WASHINGTON — U.S. Rep. Ro Khanna said India must increasingly act like a global power and assume greater international responsibilities as its economic and strategic influence grows.
Speaking at the Capitol Hill Summit 2026, organized by the U.S.-India Friendship Council, Khanna said India’s rise carries obligations that extend beyond regional politics and economic growth.
“India has to decide who it wants to be as it enters this place of world leadership,” Khanna said during a panel discussion on defense, technology and energy cooperation. “You can’t say you want to be a world leader, but then shrink away from responsibility.”
Khanna pointed to the war in Ukraine as an area where India could play a constructive diplomatic role because of its longstanding ties with Russia.
“I’ve been very vocal in India as well as here that India can play a very constructive role in helping bring the war in Ukraine to an end,” he said. “It has lines of communications with Russia.”
Khanna said India has historically sought to maintain a nonaligned position in global affairs, but suggested that 21st-century geopolitical realities require New Delhi to take clearer positions on international crises.
“India has its own aspirations,” Khanna said. “Fastest growing economy in the world. It has to decide who it wants to be.”
Despite recent tensions over tariffs and trade policies under President Donald Trump’s administration, Khanna said the broader strategic logic of the U.S.-India relationship remains intact.
“Nothing fundamentally has changed about our long-term strategic interest,” he said.
Khanna said Democrats and Republicans in Congress continue to strongly support closer engagement with India, particularly on defense, technology and Indo-Pacific security cooperation.
At the same time, he criticized what he described as anti-Indian voices within parts of the Trump administration.

(Element box material)
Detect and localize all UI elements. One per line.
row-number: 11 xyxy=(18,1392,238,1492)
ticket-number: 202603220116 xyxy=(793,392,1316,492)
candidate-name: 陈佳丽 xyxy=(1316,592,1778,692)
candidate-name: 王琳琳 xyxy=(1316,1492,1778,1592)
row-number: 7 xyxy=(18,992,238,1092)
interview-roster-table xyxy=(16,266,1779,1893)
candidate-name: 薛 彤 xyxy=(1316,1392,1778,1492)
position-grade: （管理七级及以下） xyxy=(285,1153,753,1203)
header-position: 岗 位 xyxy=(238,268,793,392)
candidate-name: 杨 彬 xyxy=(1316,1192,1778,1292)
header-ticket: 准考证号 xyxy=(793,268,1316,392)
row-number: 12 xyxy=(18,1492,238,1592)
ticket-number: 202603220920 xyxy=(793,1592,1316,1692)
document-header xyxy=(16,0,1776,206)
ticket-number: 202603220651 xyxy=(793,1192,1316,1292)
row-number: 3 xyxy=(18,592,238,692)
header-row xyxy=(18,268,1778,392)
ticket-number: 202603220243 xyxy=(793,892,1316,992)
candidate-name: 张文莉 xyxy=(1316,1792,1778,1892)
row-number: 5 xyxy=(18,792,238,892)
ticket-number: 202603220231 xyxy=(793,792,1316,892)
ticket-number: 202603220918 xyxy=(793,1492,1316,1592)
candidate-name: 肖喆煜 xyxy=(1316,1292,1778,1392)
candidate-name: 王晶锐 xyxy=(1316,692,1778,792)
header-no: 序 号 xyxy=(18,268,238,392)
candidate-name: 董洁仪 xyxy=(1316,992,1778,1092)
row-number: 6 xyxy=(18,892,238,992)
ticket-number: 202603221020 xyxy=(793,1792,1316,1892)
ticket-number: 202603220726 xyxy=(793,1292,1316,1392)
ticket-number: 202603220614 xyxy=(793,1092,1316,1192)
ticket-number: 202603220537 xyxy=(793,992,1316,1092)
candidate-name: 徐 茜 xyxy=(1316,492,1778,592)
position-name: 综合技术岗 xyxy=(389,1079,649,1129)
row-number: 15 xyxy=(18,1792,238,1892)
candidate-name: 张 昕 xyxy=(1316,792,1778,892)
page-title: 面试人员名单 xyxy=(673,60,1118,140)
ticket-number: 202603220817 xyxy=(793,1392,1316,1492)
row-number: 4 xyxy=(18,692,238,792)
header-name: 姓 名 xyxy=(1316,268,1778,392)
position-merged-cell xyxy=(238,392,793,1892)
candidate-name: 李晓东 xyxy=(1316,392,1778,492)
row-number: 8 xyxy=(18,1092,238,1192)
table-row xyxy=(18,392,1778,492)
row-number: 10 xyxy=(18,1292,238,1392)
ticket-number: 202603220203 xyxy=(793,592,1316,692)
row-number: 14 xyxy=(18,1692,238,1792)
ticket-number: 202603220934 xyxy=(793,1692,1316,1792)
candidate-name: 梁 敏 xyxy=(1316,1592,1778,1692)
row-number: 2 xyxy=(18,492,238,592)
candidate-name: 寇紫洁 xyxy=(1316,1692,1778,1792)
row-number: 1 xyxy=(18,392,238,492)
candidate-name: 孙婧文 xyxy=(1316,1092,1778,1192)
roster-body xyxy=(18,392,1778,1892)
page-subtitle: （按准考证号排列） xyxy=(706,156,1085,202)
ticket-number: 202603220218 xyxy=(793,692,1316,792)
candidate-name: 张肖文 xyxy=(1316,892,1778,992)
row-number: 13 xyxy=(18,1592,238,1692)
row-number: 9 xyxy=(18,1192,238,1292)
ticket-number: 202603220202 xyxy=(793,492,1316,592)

> _Task set_
• a. In the article on Ro Khanna's remarks, which organization put on the Capitol Hill Summit 2026?
• b. Resume the article on Ro Khanna's remarks about India, starting after its final sentence.
This material has no connection to the article on Ro Khanna's remarks.

> _Responses for each task_
• a. The U.S.-India Friendship Council.

• b.
“I do think there’s folks like Peter Navarro and others inside the administration that are very anti-Indian,” Khanna said.
Earlier at the summit, Khanna offered a broader defense of a values-based U.S.-India partnership and warned against building ties around nationalism or authoritarianism.
“It is what are the values that will undergird the US-India relationship,” he said. “Are we going to form an alliance of convenience based on nationalism?”
Khanna said the two democracies should work together to promote pluralism, democratic governance and international cooperation.
“We must, as the United States, build a multiracial democracy and work with India as a multiracial democracy,” he said.
The congressman also reflected on his own political career as an Indian American, recalling that he was once told an Indian American of Hindu faith would struggle to win elected office in the United States.
“One of the very few people who would say, ‘You keep at it, you keep working, this country will make space for you,’ was Swadesh,” Khanna said, referring to U.S.-India Friendship Council Chairman Swadesh Chatterjee.
Khanna represents California’s Silicon Valley-based 17th Congressional District and is one of the most prominent Indian American voices in Congress on technology, democracy and foreign policy issues. (Source: IANS)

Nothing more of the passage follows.